(Data excerpts)
== == ==
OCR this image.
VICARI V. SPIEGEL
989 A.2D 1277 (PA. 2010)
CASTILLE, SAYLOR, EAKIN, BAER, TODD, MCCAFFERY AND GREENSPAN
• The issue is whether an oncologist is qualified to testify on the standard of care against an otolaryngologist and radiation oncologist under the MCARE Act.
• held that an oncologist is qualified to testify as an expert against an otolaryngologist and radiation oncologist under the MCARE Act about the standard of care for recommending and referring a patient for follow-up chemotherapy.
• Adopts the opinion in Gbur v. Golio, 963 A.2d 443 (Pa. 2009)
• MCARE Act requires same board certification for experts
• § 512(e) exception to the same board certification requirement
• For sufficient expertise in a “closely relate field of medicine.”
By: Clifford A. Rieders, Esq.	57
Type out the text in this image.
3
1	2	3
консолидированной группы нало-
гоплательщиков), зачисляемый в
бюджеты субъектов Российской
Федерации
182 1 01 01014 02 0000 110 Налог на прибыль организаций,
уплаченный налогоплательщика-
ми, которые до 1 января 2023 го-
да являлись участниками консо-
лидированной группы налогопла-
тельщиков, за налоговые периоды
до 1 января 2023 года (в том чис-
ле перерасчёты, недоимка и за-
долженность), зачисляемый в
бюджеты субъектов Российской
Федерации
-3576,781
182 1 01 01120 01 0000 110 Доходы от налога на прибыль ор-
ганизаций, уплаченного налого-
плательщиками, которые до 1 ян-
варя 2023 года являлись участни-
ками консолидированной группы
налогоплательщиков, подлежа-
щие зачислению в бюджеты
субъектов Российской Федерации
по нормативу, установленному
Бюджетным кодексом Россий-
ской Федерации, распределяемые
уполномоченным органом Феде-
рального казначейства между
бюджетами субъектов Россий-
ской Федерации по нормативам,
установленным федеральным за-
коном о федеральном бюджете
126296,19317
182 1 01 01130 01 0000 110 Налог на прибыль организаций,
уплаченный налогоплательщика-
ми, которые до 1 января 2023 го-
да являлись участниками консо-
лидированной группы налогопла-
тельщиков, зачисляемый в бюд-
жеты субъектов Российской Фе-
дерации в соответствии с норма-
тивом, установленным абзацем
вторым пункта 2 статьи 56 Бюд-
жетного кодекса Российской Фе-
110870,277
== == ==
» Work to complete
Write out every entry above, word for word.

» Exercise answer
OCR this image.
VICARI V. SPIEGEL
989 A.2D 1277 (PA. 2010)
CASTILLE, SAYLOR, EAKIN, BAER, TODD, MCCAFFERY AND GREENSPAN
• The issue is whether an oncologist is qualified to testify on the standard of care against an otolaryngologist and radiation oncologist under the MCARE Act.
• held that an oncologist is qualified to testify as an expert against an otolaryngologist and radiation oncologist under the MCARE Act about the standard of care for recommending and referring a patient for follow-up chemotherapy.
• Adopts the opinion in Gbur v. Golio, 963 A.2d 443 (Pa. 2009)
• MCARE Act requires same board certification for experts
• § 512(e) exception to the same board certification requirement
• For sufficient expertise in a “closely relate field of medicine.”
By: Clifford A. Rieders, Esq.	57
Type out the text in this image.
3
1	2	3
консолидированной группы нало-
гоплательщиков), зачисляемый в
бюджеты субъектов Российской
Федерации
182 1 01 01014 02 0000 110 Налог на прибыль организаций,
уплаченный налогоплательщика-
ми, которые до 1 января 2023 го-
да являлись участниками консо-
лидированной группы налогопла-
тельщиков, за налоговые периоды
до 1 января 2023 года (в том чис-
ле перерасчёты, недоимка и за-
долженность), зачисляемый в
бюджеты субъектов Российской
Федерации
-3576,781
182 1 01 01120 01 0000 110 Доходы от налога на прибыль ор-
ганизаций, уплаченного налого-
плательщиками, которые до 1 ян-
варя 2023 года являлись участни-
ками консолидированной группы
налогоплательщиков, подлежа-
щие зачислению в бюджеты
субъектов Российской Федерации
по нормативу, установленному
Бюджетным кодексом Россий-
ской Федерации, распределяемые
уполномоченным органом Феде-
рального казначейства между
бюджетами субъектов Россий-
ской Федерации по нормативам,
установленным федеральным за-
коном о федеральном бюджете
126296,19317
182 1 01 01130 01 0000 110 Налог на прибыль организаций,
уплаченный налогоплательщика-
ми, которые до 1 января 2023 го-
да являлись участниками консо-
лидированной группы налогопла-
тельщиков, зачисляемый в бюд-
жеты субъектов Российской Фе-
дерации в соответствии с норма-
тивом, установленным абзацем
вторым пункта 2 статьи 56 Бюд-
жетного кодекса Российской Фе-
110870,277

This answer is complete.